[Data entries]

══════════════════════════════

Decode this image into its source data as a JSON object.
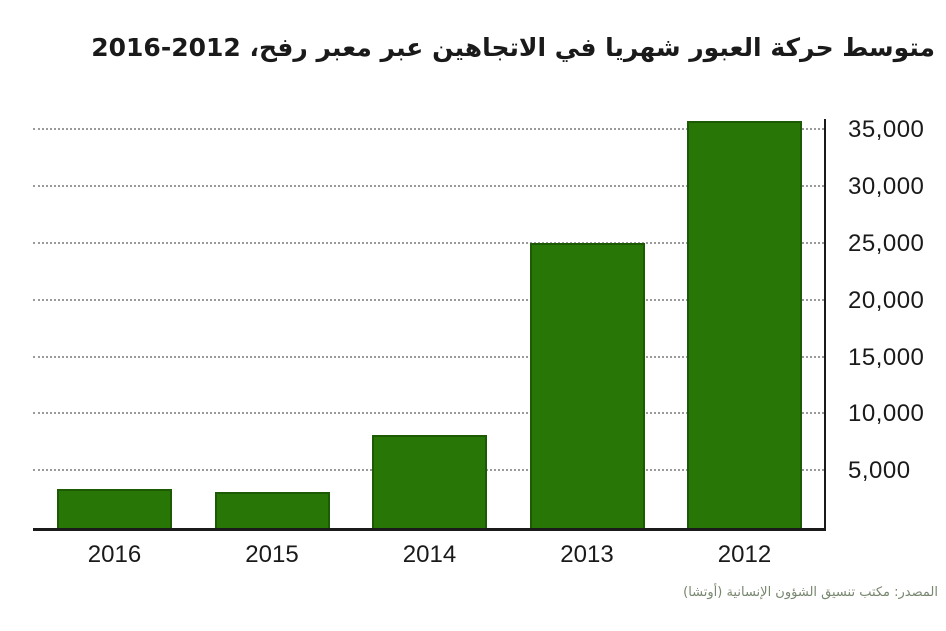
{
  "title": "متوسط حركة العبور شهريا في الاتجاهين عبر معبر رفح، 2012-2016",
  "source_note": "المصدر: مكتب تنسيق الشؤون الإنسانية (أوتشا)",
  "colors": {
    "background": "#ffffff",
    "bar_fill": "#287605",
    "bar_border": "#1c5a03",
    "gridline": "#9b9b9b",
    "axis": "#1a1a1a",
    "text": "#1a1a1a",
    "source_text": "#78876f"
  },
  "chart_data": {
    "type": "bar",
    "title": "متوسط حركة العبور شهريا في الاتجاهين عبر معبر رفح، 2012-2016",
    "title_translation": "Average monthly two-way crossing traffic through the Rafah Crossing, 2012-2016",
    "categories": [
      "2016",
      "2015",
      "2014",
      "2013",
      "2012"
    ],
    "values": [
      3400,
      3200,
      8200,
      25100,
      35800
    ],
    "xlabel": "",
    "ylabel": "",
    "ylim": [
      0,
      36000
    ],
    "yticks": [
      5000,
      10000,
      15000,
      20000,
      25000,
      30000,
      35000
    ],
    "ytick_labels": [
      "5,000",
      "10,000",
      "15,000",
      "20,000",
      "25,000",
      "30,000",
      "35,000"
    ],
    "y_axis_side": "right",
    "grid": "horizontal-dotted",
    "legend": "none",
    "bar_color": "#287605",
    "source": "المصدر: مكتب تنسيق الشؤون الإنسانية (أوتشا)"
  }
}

══════════════════════════════

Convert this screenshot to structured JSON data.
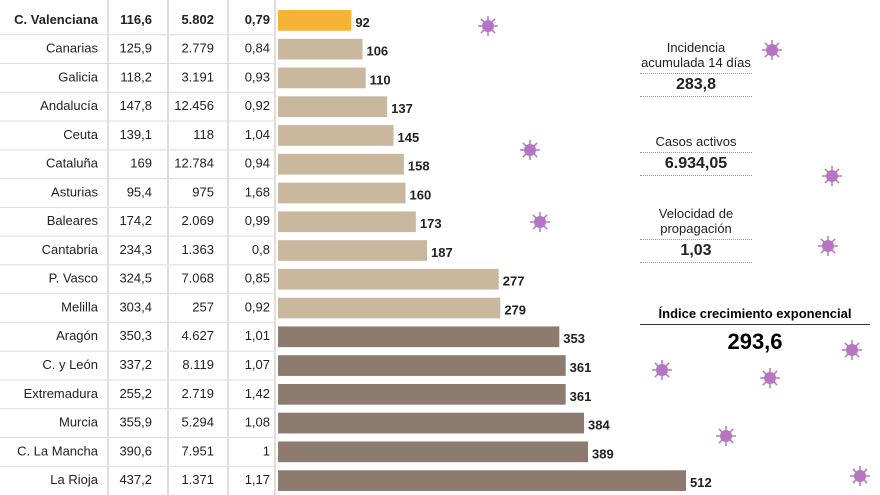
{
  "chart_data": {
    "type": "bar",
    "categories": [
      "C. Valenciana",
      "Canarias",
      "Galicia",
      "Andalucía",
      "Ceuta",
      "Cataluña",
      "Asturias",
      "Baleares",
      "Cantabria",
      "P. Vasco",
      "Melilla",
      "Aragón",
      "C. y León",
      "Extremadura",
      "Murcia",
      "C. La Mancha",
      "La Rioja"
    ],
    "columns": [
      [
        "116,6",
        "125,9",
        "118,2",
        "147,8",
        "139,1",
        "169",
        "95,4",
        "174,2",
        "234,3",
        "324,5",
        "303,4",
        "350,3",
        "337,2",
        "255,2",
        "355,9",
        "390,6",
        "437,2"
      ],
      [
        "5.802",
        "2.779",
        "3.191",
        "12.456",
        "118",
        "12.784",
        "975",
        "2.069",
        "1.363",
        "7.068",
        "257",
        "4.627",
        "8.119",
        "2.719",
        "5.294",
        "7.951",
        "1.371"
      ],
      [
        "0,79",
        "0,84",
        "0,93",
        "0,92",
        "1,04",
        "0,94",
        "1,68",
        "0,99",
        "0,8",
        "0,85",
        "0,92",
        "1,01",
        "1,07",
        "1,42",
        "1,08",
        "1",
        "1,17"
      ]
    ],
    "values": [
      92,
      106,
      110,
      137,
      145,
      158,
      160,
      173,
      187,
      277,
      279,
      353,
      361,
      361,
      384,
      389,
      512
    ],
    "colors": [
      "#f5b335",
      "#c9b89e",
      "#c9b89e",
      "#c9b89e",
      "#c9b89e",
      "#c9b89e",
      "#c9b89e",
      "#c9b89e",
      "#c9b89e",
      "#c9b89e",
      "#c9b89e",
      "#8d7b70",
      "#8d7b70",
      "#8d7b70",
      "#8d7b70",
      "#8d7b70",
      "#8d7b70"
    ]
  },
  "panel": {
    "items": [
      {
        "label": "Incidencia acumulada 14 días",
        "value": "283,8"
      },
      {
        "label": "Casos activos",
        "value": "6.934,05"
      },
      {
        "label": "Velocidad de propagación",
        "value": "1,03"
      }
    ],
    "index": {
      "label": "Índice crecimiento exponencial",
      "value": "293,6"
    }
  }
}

══════════════════════════════

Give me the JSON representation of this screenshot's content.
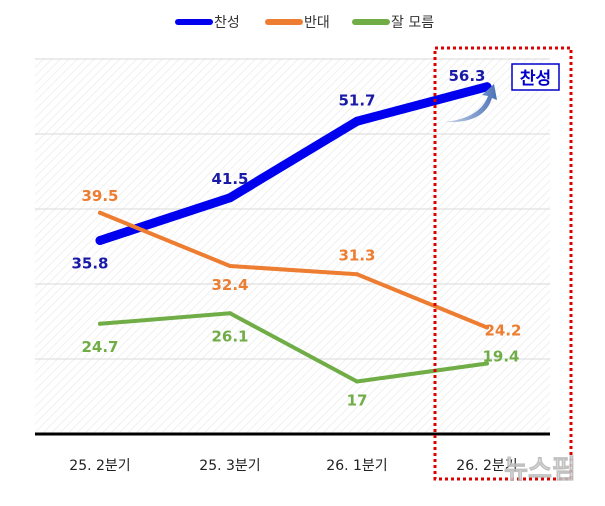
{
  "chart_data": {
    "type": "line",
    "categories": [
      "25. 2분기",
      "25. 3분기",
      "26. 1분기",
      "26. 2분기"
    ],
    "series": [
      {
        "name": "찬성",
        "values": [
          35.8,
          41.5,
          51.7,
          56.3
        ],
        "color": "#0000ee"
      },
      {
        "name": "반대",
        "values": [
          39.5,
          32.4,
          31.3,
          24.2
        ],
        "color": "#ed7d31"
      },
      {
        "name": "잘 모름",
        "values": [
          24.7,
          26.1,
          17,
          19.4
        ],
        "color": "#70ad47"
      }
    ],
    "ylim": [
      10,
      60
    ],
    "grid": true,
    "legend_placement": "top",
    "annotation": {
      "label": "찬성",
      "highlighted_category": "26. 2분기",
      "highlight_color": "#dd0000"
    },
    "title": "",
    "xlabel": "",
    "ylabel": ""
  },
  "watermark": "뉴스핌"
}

══════════════════════════════

- Stated exercise
Return every line above in which the string "مكتب" occurs.

- Answer to this task
  "source_note": "المصدر: مكتب تنسيق الشؤون الإنسانية (أوتشا)",
    "source": "المصدر: مكتب تنسيق الشؤون الإنسانية (أوتشا)"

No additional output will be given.